Task directions: Give back the full listing, character for character, with no pictures.

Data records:
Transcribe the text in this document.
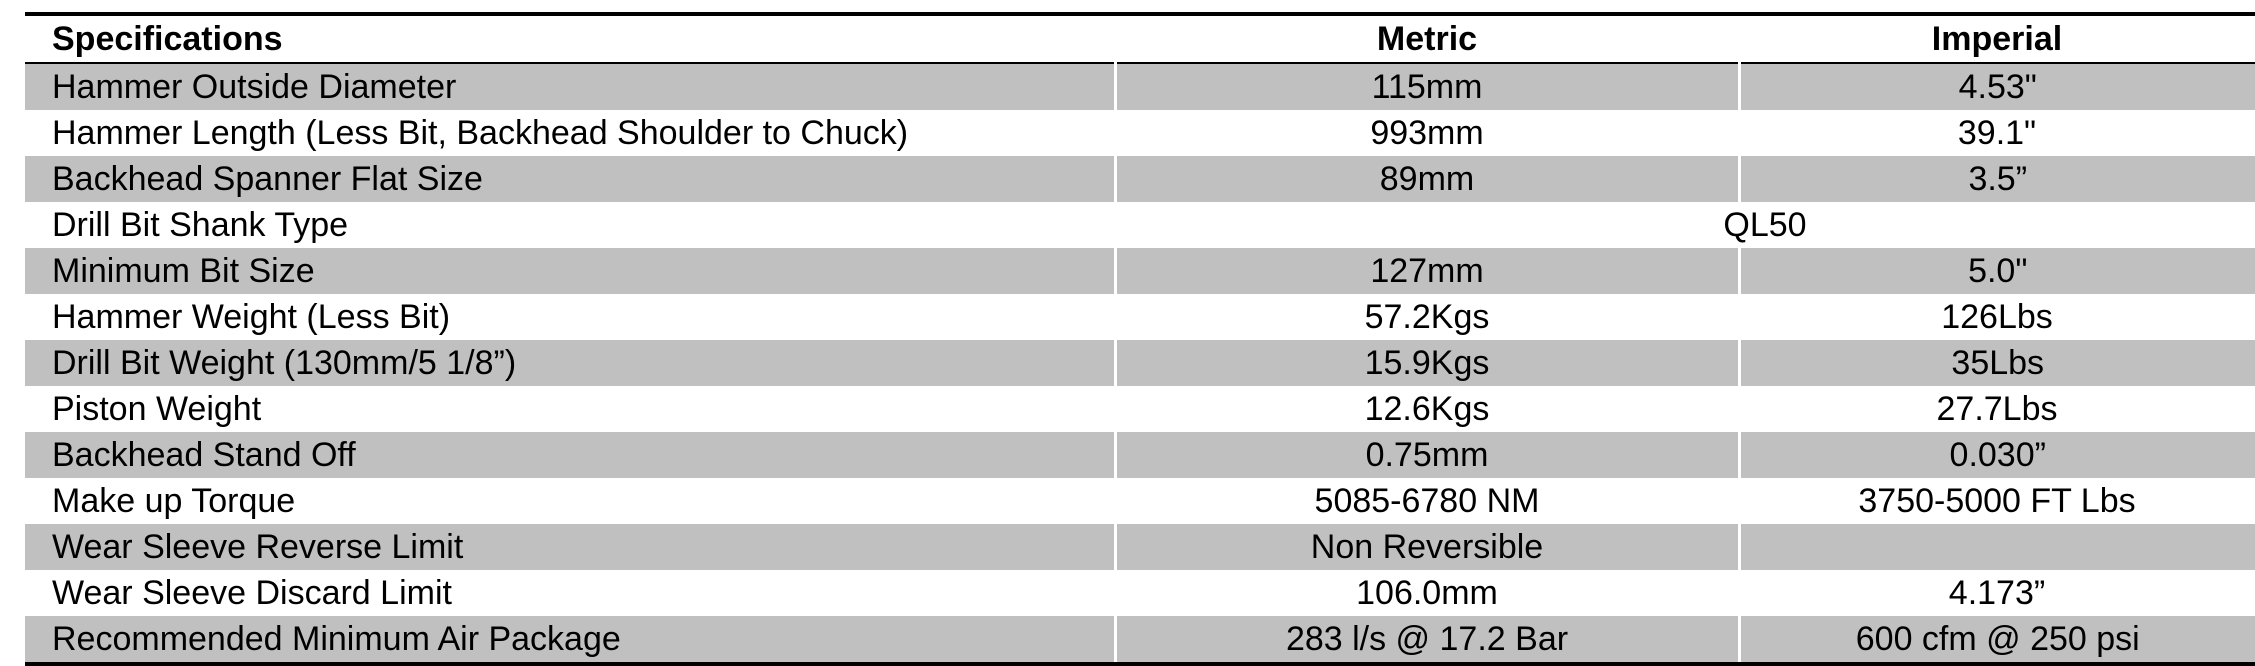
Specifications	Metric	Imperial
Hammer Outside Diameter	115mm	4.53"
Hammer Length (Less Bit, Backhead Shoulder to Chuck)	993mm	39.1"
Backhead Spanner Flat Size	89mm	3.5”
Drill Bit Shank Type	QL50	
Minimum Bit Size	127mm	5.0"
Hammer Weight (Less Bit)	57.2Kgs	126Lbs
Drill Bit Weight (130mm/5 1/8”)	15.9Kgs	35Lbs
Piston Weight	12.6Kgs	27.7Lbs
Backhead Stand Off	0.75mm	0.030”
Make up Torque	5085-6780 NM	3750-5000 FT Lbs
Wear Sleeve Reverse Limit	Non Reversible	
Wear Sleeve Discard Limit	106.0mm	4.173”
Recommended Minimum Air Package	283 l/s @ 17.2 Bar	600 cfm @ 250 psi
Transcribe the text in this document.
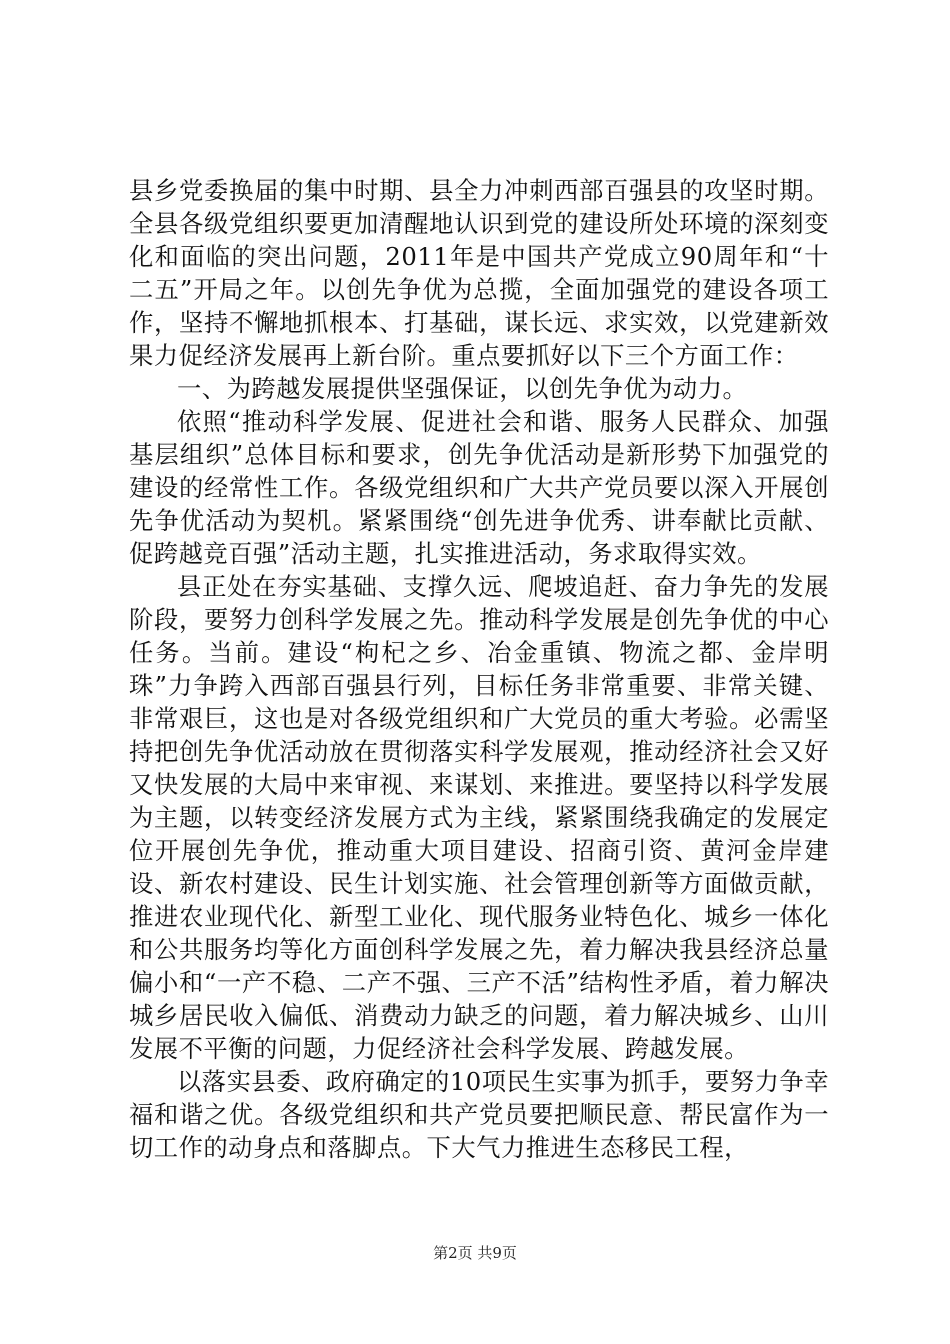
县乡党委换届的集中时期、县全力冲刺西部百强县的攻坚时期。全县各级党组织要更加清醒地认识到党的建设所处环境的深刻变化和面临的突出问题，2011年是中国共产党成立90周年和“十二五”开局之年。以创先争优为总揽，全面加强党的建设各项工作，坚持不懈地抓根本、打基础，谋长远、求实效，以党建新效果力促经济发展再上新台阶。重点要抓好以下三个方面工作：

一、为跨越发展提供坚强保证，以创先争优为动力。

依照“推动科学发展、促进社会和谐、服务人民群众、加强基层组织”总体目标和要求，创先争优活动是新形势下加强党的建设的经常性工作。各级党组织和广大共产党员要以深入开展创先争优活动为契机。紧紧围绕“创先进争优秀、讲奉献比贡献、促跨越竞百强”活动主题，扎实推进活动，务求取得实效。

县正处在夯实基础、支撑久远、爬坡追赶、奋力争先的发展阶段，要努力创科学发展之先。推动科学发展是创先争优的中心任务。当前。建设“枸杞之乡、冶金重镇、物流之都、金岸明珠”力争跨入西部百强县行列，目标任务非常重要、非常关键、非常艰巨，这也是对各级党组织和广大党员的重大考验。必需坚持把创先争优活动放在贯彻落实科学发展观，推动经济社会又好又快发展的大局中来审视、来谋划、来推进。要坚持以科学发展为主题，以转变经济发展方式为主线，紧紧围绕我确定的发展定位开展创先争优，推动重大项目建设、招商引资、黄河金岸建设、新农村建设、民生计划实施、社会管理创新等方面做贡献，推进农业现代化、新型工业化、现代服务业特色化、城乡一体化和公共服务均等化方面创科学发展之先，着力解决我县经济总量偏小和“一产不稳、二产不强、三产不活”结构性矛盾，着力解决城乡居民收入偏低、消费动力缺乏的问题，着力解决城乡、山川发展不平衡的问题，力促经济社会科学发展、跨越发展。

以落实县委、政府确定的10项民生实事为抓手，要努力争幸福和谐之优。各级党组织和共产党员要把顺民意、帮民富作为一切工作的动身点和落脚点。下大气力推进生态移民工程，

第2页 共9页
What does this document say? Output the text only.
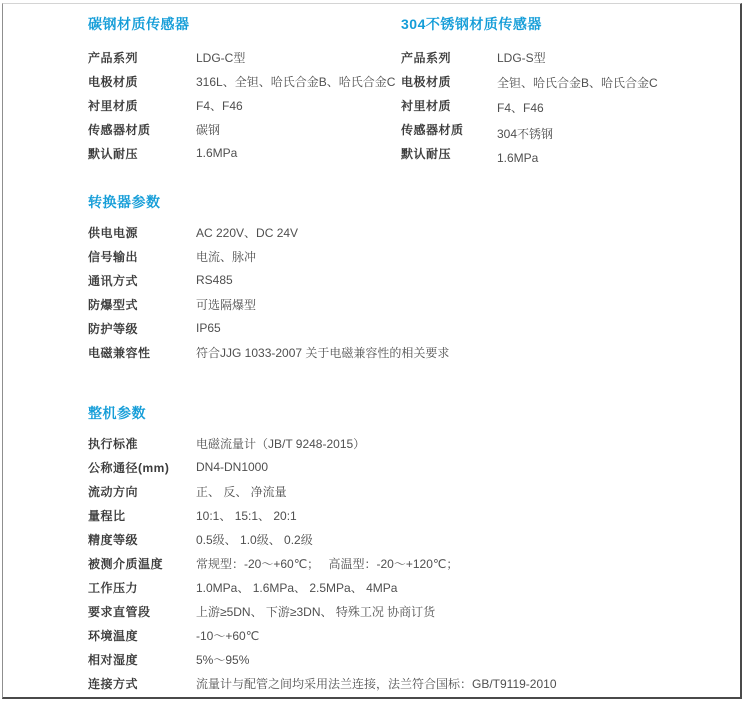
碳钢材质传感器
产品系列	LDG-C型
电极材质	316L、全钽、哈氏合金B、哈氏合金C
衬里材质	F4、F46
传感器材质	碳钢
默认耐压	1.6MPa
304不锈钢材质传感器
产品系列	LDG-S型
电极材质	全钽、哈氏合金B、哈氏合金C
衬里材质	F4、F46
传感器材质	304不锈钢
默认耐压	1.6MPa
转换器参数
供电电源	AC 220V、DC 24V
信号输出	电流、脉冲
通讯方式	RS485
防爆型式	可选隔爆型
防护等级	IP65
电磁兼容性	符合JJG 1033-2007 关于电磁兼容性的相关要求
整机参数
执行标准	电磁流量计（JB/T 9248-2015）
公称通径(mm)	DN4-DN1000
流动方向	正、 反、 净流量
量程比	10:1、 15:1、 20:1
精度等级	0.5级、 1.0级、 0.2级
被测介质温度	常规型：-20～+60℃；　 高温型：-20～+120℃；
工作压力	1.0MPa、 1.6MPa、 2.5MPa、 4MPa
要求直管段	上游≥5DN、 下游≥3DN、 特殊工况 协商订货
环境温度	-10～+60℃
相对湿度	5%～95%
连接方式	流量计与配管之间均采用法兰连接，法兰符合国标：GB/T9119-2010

Solution to this exercise:
Transcribe the text in this document.
Specifications	Metric	Imperial
Hammer Outside Diameter	115mm	4.53"
Hammer Length (Less Bit, Backhead Shoulder to Chuck)	993mm	39.1"
Backhead Spanner Flat Size	89mm	3.5”
Drill Bit Shank Type	QL50	
Minimum Bit Size	127mm	5.0"
Hammer Weight (Less Bit)	57.2Kgs	126Lbs
Drill Bit Weight (130mm/5 1/8”)	15.9Kgs	35Lbs
Piston Weight	12.6Kgs	27.7Lbs
Backhead Stand Off	0.75mm	0.030”
Make up Torque	5085-6780 NM	3750-5000 FT Lbs
Wear Sleeve Reverse Limit	Non Reversible	
Wear Sleeve Discard Limit	106.0mm	4.173”
Recommended Minimum Air Package	283 l/s @ 17.2 Bar	600 cfm @ 250 psi
Transcribe the text in this document.
县乡党委换届的集中时期、县全力冲刺西部百强县的攻坚时期。全县各级党组织要更加清醒地认识到党的建设所处环境的深刻变化和面临的突出问题，2011年是中国共产党成立90周年和“十二五”开局之年。以创先争优为总揽，全面加强党的建设各项工作，坚持不懈地抓根本、打基础，谋长远、求实效，以党建新效果力促经济发展再上新台阶。重点要抓好以下三个方面工作：

一、为跨越发展提供坚强保证，以创先争优为动力。

依照“推动科学发展、促进社会和谐、服务人民群众、加强基层组织”总体目标和要求，创先争优活动是新形势下加强党的建设的经常性工作。各级党组织和广大共产党员要以深入开展创先争优活动为契机。紧紧围绕“创先进争优秀、讲奉献比贡献、促跨越竞百强”活动主题，扎实推进活动，务求取得实效。

县正处在夯实基础、支撑久远、爬坡追赶、奋力争先的发展阶段，要努力创科学发展之先。推动科学发展是创先争优的中心任务。当前。建设“枸杞之乡、冶金重镇、物流之都、金岸明珠”力争跨入西部百强县行列，目标任务非常重要、非常关键、非常艰巨，这也是对各级党组织和广大党员的重大考验。必需坚持把创先争优活动放在贯彻落实科学发展观，推动经济社会又好又快发展的大局中来审视、来谋划、来推进。要坚持以科学发展为主题，以转变经济发展方式为主线，紧紧围绕我确定的发展定位开展创先争优，推动重大项目建设、招商引资、黄河金岸建设、新农村建设、民生计划实施、社会管理创新等方面做贡献，推进农业现代化、新型工业化、现代服务业特色化、城乡一体化和公共服务均等化方面创科学发展之先，着力解决我县经济总量偏小和“一产不稳、二产不强、三产不活”结构性矛盾，着力解决城乡居民收入偏低、消费动力缺乏的问题，着力解决城乡、山川发展不平衡的问题，力促经济社会科学发展、跨越发展。

以落实县委、政府确定的10项民生实事为抓手，要努力争幸福和谐之优。各级党组织和共产党员要把顺民意、帮民富作为一切工作的动身点和落脚点。下大气力推进生态移民工程，

第2页 共9页
What does this document say? Output the text only.
碳钢材质传感器
产品系列	LDG-C型
电极材质	316L、全钽、哈氏合金B、哈氏合金C
衬里材质	F4、F46
传感器材质	碳钢
默认耐压	1.6MPa
304不锈钢材质传感器
产品系列	LDG-S型
电极材质	全钽、哈氏合金B、哈氏合金C
衬里材质	F4、F46
传感器材质	304不锈钢
默认耐压	1.6MPa
转换器参数
供电电源	AC 220V、DC 24V
信号输出	电流、脉冲
通讯方式	RS485
防爆型式	可选隔爆型
防护等级	IP65
电磁兼容性	符合JJG 1033-2007 关于电磁兼容性的相关要求
整机参数
执行标准	电磁流量计（JB/T 9248-2015）
公称通径(mm)	DN4-DN1000
流动方向	正、 反、 净流量
量程比	10:1、 15:1、 20:1
精度等级	0.5级、 1.0级、 0.2级
被测介质温度	常规型：-20～+60℃；　 高温型：-20～+120℃；
工作压力	1.0MPa、 1.6MPa、 2.5MPa、 4MPa
要求直管段	上游≥5DN、 下游≥3DN、 特殊工况 协商订货
环境温度	-10～+60℃
相对湿度	5%～95%
连接方式	流量计与配管之间均采用法兰连接，法兰符合国标：GB/T9119-2010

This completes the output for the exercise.